→ **SET PROBLEM**
Search the listing for "Assemblage" and copy every line where it appears.

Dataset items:
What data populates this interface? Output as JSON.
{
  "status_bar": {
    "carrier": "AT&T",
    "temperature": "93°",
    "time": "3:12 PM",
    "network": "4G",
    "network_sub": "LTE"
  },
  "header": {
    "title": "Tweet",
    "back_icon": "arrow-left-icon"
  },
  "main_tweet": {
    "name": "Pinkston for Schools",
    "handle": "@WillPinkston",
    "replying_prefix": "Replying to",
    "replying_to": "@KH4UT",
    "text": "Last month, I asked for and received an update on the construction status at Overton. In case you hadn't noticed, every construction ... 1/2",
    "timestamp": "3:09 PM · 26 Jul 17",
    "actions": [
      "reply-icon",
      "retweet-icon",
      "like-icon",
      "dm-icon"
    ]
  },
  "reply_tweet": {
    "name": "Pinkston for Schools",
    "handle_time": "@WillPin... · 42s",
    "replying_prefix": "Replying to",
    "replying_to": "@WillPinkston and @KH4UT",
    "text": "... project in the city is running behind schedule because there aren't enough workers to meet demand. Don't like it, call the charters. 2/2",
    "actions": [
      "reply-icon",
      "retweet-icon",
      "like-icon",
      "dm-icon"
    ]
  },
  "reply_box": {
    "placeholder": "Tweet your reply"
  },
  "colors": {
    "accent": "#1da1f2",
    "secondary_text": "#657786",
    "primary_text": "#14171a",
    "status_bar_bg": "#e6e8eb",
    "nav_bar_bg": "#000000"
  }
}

* * *

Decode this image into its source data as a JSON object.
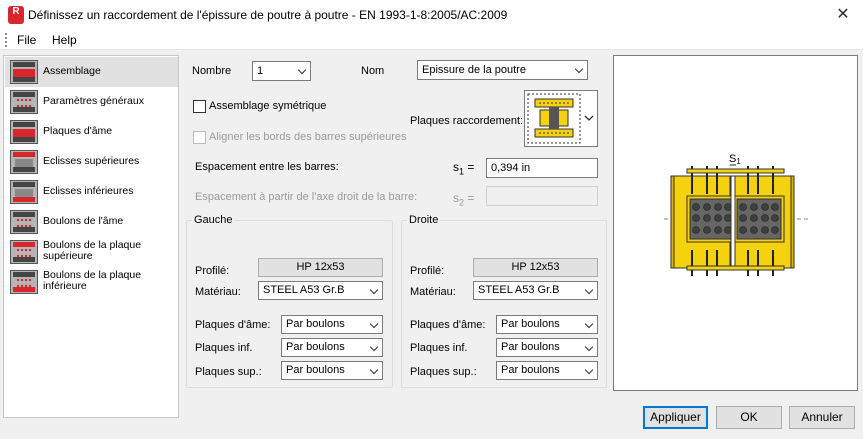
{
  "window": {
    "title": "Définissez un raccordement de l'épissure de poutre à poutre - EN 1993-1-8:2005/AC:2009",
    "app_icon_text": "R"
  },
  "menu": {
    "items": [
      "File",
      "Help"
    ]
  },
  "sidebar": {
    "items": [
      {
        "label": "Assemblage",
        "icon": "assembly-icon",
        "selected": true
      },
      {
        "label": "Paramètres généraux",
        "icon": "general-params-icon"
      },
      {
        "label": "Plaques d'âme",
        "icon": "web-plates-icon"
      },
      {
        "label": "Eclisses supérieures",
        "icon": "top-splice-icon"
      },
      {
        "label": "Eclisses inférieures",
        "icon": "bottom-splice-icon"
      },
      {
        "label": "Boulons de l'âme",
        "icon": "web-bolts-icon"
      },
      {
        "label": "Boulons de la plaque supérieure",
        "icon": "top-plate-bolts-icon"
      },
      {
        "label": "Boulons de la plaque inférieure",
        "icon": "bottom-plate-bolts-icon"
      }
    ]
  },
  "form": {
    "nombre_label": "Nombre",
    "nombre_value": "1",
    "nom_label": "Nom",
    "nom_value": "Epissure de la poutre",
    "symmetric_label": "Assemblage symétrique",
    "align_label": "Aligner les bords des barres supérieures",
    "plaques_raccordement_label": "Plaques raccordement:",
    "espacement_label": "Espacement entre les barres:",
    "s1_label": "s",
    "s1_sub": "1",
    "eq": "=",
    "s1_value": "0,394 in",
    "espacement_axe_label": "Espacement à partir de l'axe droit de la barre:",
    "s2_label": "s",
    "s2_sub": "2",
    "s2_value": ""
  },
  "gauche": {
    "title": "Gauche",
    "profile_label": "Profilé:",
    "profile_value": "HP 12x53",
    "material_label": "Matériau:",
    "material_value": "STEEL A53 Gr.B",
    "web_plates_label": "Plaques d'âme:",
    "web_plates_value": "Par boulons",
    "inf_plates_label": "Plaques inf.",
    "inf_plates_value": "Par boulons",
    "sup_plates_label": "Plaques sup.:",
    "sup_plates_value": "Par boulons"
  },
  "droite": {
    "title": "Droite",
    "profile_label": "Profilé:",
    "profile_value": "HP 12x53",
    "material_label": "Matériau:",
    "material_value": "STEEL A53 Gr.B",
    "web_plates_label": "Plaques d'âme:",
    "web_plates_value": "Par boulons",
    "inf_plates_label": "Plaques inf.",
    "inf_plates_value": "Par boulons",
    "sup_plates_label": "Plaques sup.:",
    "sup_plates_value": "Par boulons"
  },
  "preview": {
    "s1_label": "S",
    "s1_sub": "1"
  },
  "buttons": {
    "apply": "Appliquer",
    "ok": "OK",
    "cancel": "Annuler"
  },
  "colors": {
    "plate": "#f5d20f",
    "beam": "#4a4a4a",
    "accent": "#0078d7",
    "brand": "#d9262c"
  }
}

→ **EXERCISE SOLUTION**
        "label": "Assemblage",
    "symmetric_label": "Assemblage symétrique",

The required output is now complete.